• INPUT FOR THIS TASK:
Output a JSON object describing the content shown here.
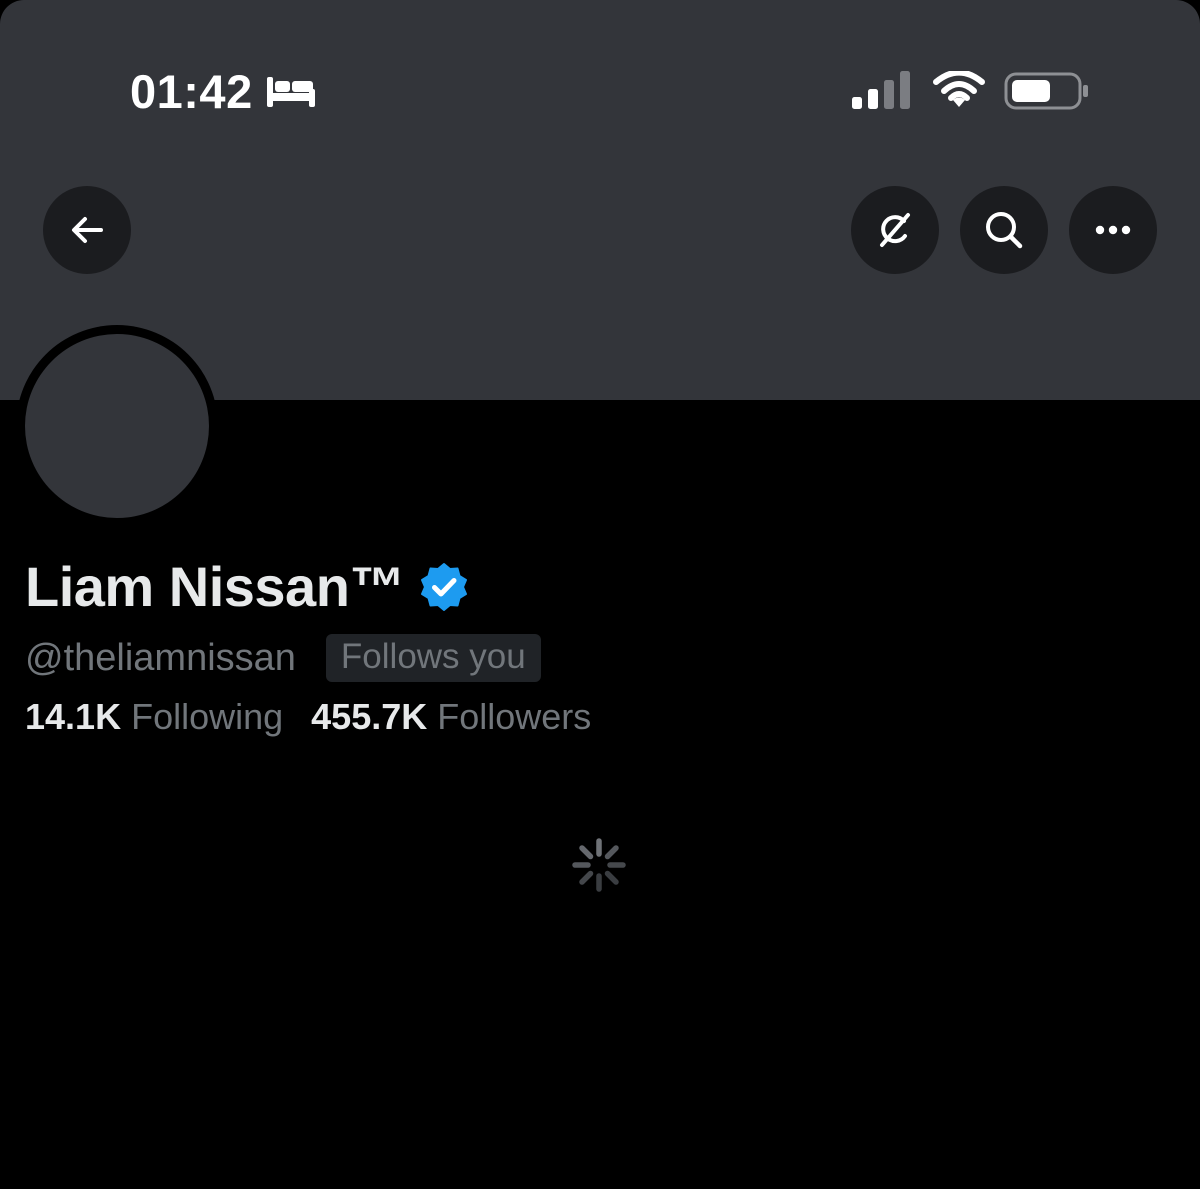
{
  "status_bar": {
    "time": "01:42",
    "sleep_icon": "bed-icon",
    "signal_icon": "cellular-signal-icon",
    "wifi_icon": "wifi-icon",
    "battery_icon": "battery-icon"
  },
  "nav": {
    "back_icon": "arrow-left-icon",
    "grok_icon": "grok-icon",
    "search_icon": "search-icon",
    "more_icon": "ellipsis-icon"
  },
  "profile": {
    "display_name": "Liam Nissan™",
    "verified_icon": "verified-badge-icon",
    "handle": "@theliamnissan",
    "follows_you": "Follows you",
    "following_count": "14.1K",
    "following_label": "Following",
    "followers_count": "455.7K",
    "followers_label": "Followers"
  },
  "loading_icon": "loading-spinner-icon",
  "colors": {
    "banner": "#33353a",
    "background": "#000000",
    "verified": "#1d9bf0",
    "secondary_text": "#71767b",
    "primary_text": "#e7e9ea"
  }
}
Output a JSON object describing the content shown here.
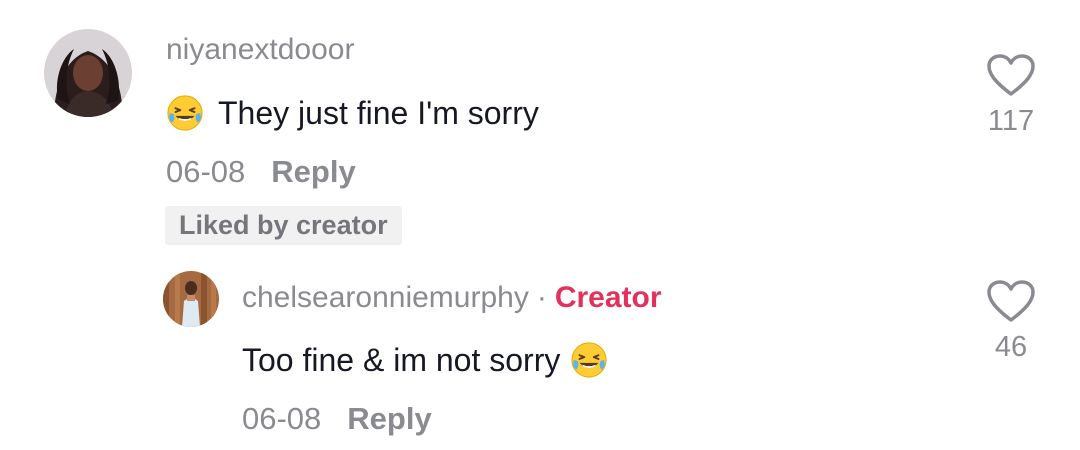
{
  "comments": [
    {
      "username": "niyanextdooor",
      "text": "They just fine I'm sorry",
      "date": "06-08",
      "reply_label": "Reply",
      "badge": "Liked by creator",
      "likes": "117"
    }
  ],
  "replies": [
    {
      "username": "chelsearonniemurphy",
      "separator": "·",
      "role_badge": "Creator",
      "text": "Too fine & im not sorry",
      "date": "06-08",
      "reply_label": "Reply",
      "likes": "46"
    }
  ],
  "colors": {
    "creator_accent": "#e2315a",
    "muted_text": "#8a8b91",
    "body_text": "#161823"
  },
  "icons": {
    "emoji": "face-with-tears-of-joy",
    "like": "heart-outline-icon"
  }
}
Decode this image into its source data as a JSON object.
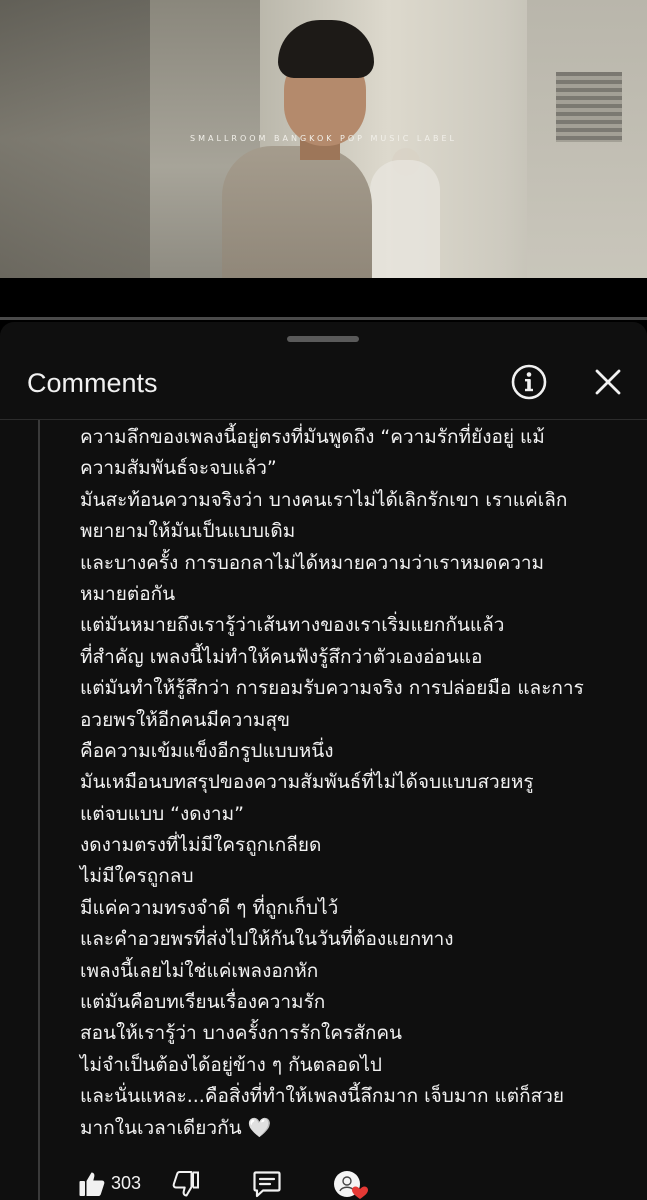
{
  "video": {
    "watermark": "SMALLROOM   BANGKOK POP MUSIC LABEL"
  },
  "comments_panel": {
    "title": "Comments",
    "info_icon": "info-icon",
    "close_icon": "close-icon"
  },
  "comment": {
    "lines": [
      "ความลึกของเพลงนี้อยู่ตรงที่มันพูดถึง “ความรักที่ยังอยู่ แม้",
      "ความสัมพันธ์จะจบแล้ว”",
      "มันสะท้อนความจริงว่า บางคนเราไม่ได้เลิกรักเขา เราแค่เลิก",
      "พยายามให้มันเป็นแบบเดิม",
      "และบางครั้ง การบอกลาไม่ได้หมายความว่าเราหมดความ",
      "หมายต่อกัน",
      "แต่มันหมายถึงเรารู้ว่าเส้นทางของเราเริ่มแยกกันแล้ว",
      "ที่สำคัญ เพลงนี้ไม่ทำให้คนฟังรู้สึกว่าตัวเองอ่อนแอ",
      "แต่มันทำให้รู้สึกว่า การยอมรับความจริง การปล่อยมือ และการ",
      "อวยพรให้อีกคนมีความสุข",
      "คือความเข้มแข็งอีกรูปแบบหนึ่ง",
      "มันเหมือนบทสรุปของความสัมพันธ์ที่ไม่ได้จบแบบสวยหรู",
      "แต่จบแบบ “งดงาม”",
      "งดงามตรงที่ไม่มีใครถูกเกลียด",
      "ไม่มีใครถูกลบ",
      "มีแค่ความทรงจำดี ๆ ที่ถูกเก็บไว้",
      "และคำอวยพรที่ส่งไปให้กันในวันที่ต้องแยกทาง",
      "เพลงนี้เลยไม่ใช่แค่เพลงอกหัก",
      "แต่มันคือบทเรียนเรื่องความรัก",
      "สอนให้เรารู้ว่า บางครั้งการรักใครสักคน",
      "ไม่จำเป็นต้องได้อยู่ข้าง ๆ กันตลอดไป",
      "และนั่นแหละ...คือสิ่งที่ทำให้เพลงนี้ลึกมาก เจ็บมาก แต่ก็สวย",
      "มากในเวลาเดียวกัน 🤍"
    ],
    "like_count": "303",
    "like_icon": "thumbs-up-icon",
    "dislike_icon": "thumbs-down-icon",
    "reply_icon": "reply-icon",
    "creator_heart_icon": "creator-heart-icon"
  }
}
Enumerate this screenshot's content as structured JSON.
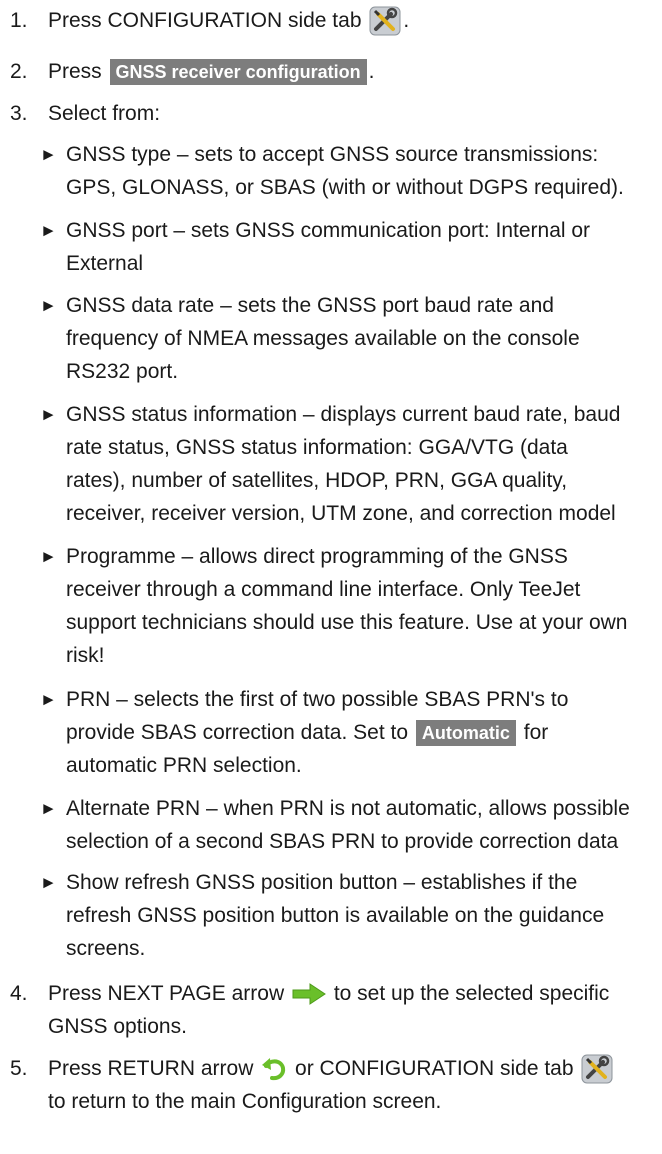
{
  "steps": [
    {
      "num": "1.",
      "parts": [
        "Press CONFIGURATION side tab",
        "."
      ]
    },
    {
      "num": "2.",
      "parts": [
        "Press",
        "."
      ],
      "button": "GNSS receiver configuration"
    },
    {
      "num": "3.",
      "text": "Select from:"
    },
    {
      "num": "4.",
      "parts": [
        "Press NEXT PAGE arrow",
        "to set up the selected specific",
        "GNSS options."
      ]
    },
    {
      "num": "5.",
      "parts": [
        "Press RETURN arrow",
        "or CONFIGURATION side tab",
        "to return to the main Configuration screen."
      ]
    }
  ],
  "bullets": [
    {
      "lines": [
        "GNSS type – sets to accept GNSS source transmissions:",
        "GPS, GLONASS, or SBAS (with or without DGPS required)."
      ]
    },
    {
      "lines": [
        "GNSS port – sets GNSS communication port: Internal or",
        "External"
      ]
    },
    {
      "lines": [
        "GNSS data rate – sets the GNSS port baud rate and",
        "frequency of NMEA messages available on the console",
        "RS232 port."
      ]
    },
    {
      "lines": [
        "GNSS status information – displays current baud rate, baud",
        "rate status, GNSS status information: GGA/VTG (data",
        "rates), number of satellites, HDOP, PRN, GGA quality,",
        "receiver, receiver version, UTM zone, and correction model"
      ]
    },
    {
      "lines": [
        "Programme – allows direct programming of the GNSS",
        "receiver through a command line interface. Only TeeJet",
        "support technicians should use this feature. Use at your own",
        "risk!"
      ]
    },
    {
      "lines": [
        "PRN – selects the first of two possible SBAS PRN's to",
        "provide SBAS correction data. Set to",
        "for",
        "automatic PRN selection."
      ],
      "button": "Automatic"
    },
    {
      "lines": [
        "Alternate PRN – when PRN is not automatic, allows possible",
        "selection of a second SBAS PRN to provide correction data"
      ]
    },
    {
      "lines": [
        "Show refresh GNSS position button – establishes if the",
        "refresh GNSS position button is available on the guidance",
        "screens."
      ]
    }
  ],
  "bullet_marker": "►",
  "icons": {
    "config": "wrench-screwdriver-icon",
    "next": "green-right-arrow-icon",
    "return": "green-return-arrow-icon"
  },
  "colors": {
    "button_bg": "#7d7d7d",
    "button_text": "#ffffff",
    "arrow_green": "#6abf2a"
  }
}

• STATED GOAL: Transcribe every line from the records above without alteration, and leave out the images.

• FINAL RESULT:
Output a JSON object describing the content shown here.
{
  "status_bar": {
    "time": "01:42",
    "sleep_icon": "bed-icon",
    "signal_icon": "cellular-signal-icon",
    "wifi_icon": "wifi-icon",
    "battery_icon": "battery-icon"
  },
  "nav": {
    "back_icon": "arrow-left-icon",
    "grok_icon": "grok-icon",
    "search_icon": "search-icon",
    "more_icon": "ellipsis-icon"
  },
  "profile": {
    "display_name": "Liam Nissan™",
    "verified_icon": "verified-badge-icon",
    "handle": "@theliamnissan",
    "follows_you": "Follows you",
    "following_count": "14.1K",
    "following_label": "Following",
    "followers_count": "455.7K",
    "followers_label": "Followers"
  },
  "loading_icon": "loading-spinner-icon",
  "colors": {
    "banner": "#33353a",
    "background": "#000000",
    "verified": "#1d9bf0",
    "secondary_text": "#71767b",
    "primary_text": "#e7e9ea"
  }
}
Output a JSON object describing the content shown here.
{
  "comments": [
    {
      "username": "niyanextdooor",
      "text": "They just fine I'm sorry",
      "date": "06-08",
      "reply_label": "Reply",
      "badge": "Liked by creator",
      "likes": "117"
    }
  ],
  "replies": [
    {
      "username": "chelsearonniemurphy",
      "separator": "·",
      "role_badge": "Creator",
      "text": "Too fine & im not sorry",
      "date": "06-08",
      "reply_label": "Reply",
      "likes": "46"
    }
  ],
  "colors": {
    "creator_accent": "#e2315a",
    "muted_text": "#8a8b91",
    "body_text": "#161823"
  },
  "icons": {
    "emoji": "face-with-tears-of-joy",
    "like": "heart-outline-icon"
  }
}
Decode this image into its source data as a JSON object.
{
  "video": {
    "watermark": "SMALLROOM   BANGKOK POP MUSIC LABEL"
  },
  "comments_panel": {
    "title": "Comments",
    "info_icon": "info-icon",
    "close_icon": "close-icon"
  },
  "comment": {
    "lines": [
      "ความลึกของเพลงนี้อยู่ตรงที่มันพูดถึง “ความรักที่ยังอยู่ แม้",
      "ความสัมพันธ์จะจบแล้ว”",
      "มันสะท้อนความจริงว่า บางคนเราไม่ได้เลิกรักเขา เราแค่เลิก",
      "พยายามให้มันเป็นแบบเดิม",
      "และบางครั้ง การบอกลาไม่ได้หมายความว่าเราหมดความ",
      "หมายต่อกัน",
      "แต่มันหมายถึงเรารู้ว่าเส้นทางของเราเริ่มแยกกันแล้ว",
      "ที่สำคัญ เพลงนี้ไม่ทำให้คนฟังรู้สึกว่าตัวเองอ่อนแอ",
      "แต่มันทำให้รู้สึกว่า การยอมรับความจริง การปล่อยมือ และการ",
      "อวยพรให้อีกคนมีความสุข",
      "คือความเข้มแข็งอีกรูปแบบหนึ่ง",
      "มันเหมือนบทสรุปของความสัมพันธ์ที่ไม่ได้จบแบบสวยหรู",
      "แต่จบแบบ “งดงาม”",
      "งดงามตรงที่ไม่มีใครถูกเกลียด",
      "ไม่มีใครถูกลบ",
      "มีแค่ความทรงจำดี ๆ ที่ถูกเก็บไว้",
      "และคำอวยพรที่ส่งไปให้กันในวันที่ต้องแยกทาง",
      "เพลงนี้เลยไม่ใช่แค่เพลงอกหัก",
      "แต่มันคือบทเรียนเรื่องความรัก",
      "สอนให้เรารู้ว่า บางครั้งการรักใครสักคน",
      "ไม่จำเป็นต้องได้อยู่ข้าง ๆ กันตลอดไป",
      "และนั่นแหละ...คือสิ่งที่ทำให้เพลงนี้ลึกมาก เจ็บมาก แต่ก็สวย",
      "มากในเวลาเดียวกัน 🤍"
    ],
    "like_count": "303",
    "like_icon": "thumbs-up-icon",
    "dislike_icon": "thumbs-down-icon",
    "reply_icon": "reply-icon",
    "creator_heart_icon": "creator-heart-icon"
  }
}
Enumerate this screenshot's content as structured JSON.
{
  "steps": [
    {
      "num": "1.",
      "parts": [
        "Press CONFIGURATION side tab",
        "."
      ]
    },
    {
      "num": "2.",
      "parts": [
        "Press",
        "."
      ],
      "button": "GNSS receiver configuration"
    },
    {
      "num": "3.",
      "text": "Select from:"
    },
    {
      "num": "4.",
      "parts": [
        "Press NEXT PAGE arrow",
        "to set up the selected specific",
        "GNSS options."
      ]
    },
    {
      "num": "5.",
      "parts": [
        "Press RETURN arrow",
        "or CONFIGURATION side tab",
        "to return to the main Configuration screen."
      ]
    }
  ],
  "bullets": [
    {
      "lines": [
        "GNSS type – sets to accept GNSS source transmissions:",
        "GPS, GLONASS, or SBAS (with or without DGPS required)."
      ]
    },
    {
      "lines": [
        "GNSS port – sets GNSS communication port: Internal or",
        "External"
      ]
    },
    {
      "lines": [
        "GNSS data rate – sets the GNSS port baud rate and",
        "frequency of NMEA messages available on the console",
        "RS232 port."
      ]
    },
    {
      "lines": [
        "GNSS status information – displays current baud rate, baud",
        "rate status, GNSS status information: GGA/VTG (data",
        "rates), number of satellites, HDOP, PRN, GGA quality,",
        "receiver, receiver version, UTM zone, and correction model"
      ]
    },
    {
      "lines": [
        "Programme – allows direct programming of the GNSS",
        "receiver through a command line interface. Only TeeJet",
        "support technicians should use this feature. Use at your own",
        "risk!"
      ]
    },
    {
      "lines": [
        "PRN – selects the first of two possible SBAS PRN's to",
        "provide SBAS correction data. Set to",
        "for",
        "automatic PRN selection."
      ],
      "button": "Automatic"
    },
    {
      "lines": [
        "Alternate PRN – when PRN is not automatic, allows possible",
        "selection of a second SBAS PRN to provide correction data"
      ]
    },
    {
      "lines": [
        "Show refresh GNSS position button – establishes if the",
        "refresh GNSS position button is available on the guidance",
        "screens."
      ]
    }
  ],
  "bullet_marker": "►",
  "icons": {
    "config": "wrench-screwdriver-icon",
    "next": "green-right-arrow-icon",
    "return": "green-return-arrow-icon"
  },
  "colors": {
    "button_bg": "#7d7d7d",
    "button_text": "#ffffff",
    "arrow_green": "#6abf2a"
  }
}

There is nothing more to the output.